(Data excerpts)
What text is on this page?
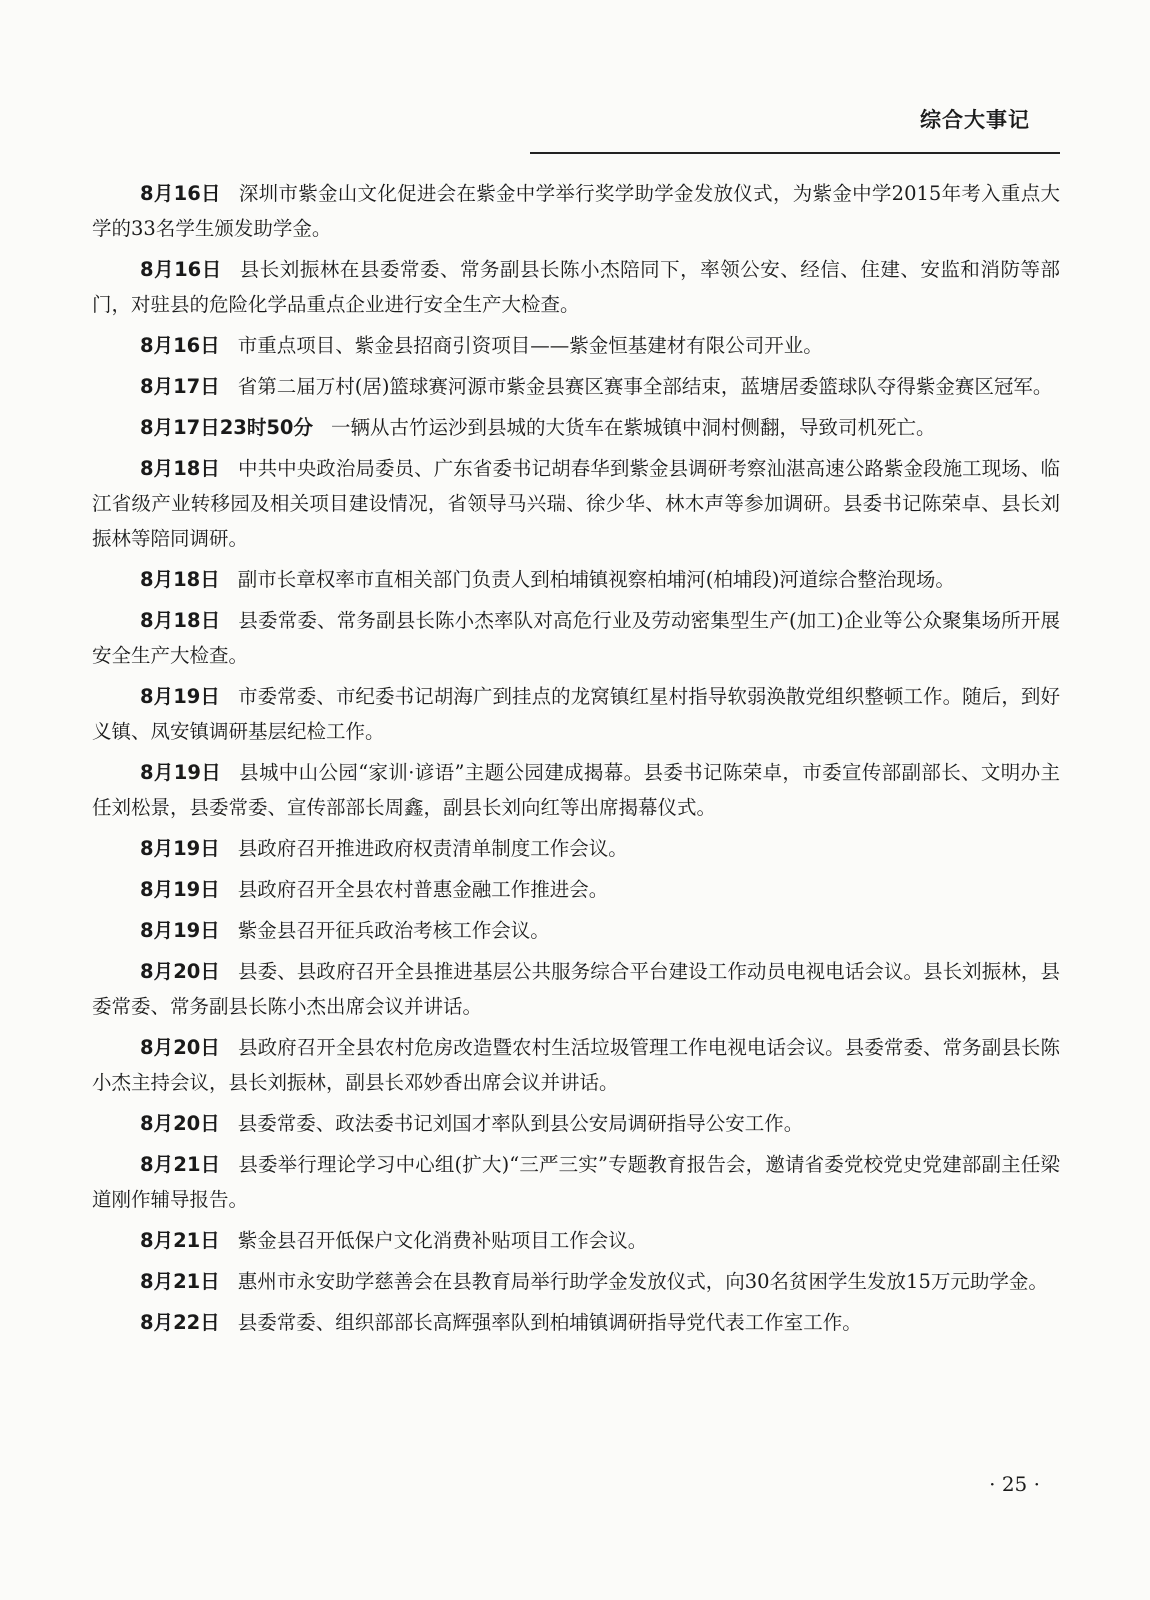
综合大事记

8月16日 深圳市紫金山文化促进会在紫金中学举行奖学助学金发放仪式，为紫金中学2015年考入重点大学的33名学生颁发助学金。

8月16日 县长刘振林在县委常委、常务副县长陈小杰陪同下，率领公安、经信、住建、安监和消防等部门，对驻县的危险化学品重点企业进行安全生产大检查。

8月16日 市重点项目、紫金县招商引资项目——紫金恒基建材有限公司开业。

8月17日 省第二届万村(居)篮球赛河源市紫金县赛区赛事全部结束，蓝塘居委篮球队夺得紫金赛区冠军。

8月17日23时50分 一辆从古竹运沙到县城的大货车在紫城镇中洞村侧翻，导致司机死亡。

8月18日 中共中央政治局委员、广东省委书记胡春华到紫金县调研考察汕湛高速公路紫金段施工现场、临江省级产业转移园及相关项目建设情况，省领导马兴瑞、徐少华、林木声等参加调研。县委书记陈荣卓、县长刘振林等陪同调研。

8月18日 副市长章权率市直相关部门负责人到柏埔镇视察柏埔河(柏埔段)河道综合整治现场。

8月18日 县委常委、常务副县长陈小杰率队对高危行业及劳动密集型生产(加工)企业等公众聚集场所开展安全生产大检查。

8月19日 市委常委、市纪委书记胡海广到挂点的龙窝镇红星村指导软弱涣散党组织整顿工作。随后，到好义镇、凤安镇调研基层纪检工作。

8月19日 县城中山公园“家训·谚语”主题公园建成揭幕。县委书记陈荣卓，市委宣传部副部长、文明办主任刘松景，县委常委、宣传部部长周鑫，副县长刘向红等出席揭幕仪式。

8月19日 县政府召开推进政府权责清单制度工作会议。

8月19日 县政府召开全县农村普惠金融工作推进会。

8月19日 紫金县召开征兵政治考核工作会议。

8月20日 县委、县政府召开全县推进基层公共服务综合平台建设工作动员电视电话会议。县长刘振林，县委常委、常务副县长陈小杰出席会议并讲话。

8月20日 县政府召开全县农村危房改造暨农村生活垃圾管理工作电视电话会议。县委常委、常务副县长陈小杰主持会议，县长刘振林，副县长邓妙香出席会议并讲话。

8月20日 县委常委、政法委书记刘国才率队到县公安局调研指导公安工作。

8月21日 县委举行理论学习中心组(扩大)“三严三实”专题教育报告会，邀请省委党校党史党建部副主任梁道刚作辅导报告。

8月21日 紫金县召开低保户文化消费补贴项目工作会议。

8月21日 惠州市永安助学慈善会在县教育局举行助学金发放仪式，向30名贫困学生发放15万元助学金。

8月22日 县委常委、组织部部长高辉强率队到柏埔镇调研指导党代表工作室工作。

· 25 ·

**YOUR TASK**
Go through the entries above and copy every line containing "县委书记陈荣卓".

**OUTPUT OF THE TASK**
8月18日 中共中央政治局委员、广东省委书记胡春华到紫金县调研考察汕湛高速公路紫金段施工现场、临江省级产业转移园及相关项目建设情况，省领导马兴瑞、徐少华、林木声等参加调研。县委书记陈荣卓、县长刘振林等陪同调研。
8月19日 县城中山公园“家训·谚语”主题公园建成揭幕。县委书记陈荣卓，市委宣传部副部长、文明办主任刘松景，县委常委、宣传部部长周鑫，副县长刘向红等出席揭幕仪式。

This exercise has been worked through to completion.